-- Start of Information given --

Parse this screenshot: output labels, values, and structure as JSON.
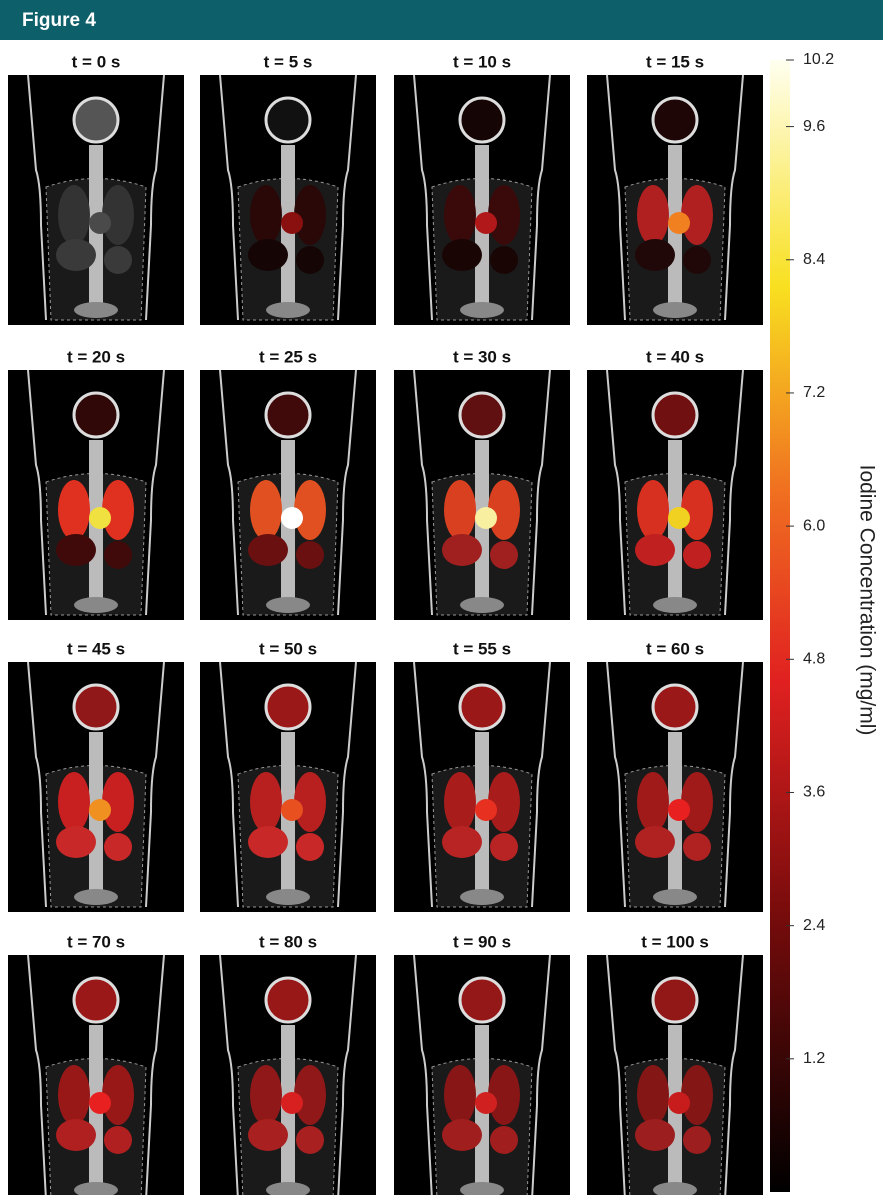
{
  "header": {
    "title": "Figure 4"
  },
  "panels": [
    "t = 0 s",
    "t = 5 s",
    "t = 10 s",
    "t = 15 s",
    "t = 20 s",
    "t = 25 s",
    "t = 30 s",
    "t = 40 s",
    "t = 45 s",
    "t = 50 s",
    "t = 55 s",
    "t = 60 s",
    "t = 70 s",
    "t = 80 s",
    "t = 90 s",
    "t = 100 s"
  ],
  "colorbar": {
    "label": "Iodine Concentration  (mg/ml)",
    "lim": [
      0,
      10.2
    ],
    "ticks": [
      1.2,
      2.4,
      3.6,
      4.8,
      {
        "value": 6.0,
        "label": "6.0"
      },
      7.2,
      8.4,
      9.6,
      10.2
    ]
  }
}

-- End of Information given --

Repeat the records above exactly, leaving out any pictures they contain.

- _Expected answer_:
Parse this screenshot: output labels, values, and structure as JSON.
{
  "header": {
    "title": "Figure 4"
  },
  "panels": [
    "t = 0 s",
    "t = 5 s",
    "t = 10 s",
    "t = 15 s",
    "t = 20 s",
    "t = 25 s",
    "t = 30 s",
    "t = 40 s",
    "t = 45 s",
    "t = 50 s",
    "t = 55 s",
    "t = 60 s",
    "t = 70 s",
    "t = 80 s",
    "t = 90 s",
    "t = 100 s"
  ],
  "colorbar": {
    "label": "Iodine Concentration  (mg/ml)",
    "lim": [
      0,
      10.2
    ],
    "ticks": [
      1.2,
      2.4,
      3.6,
      4.8,
      {
        "value": 6.0,
        "label": "6.0"
      },
      7.2,
      8.4,
      9.6,
      10.2
    ]
  }
}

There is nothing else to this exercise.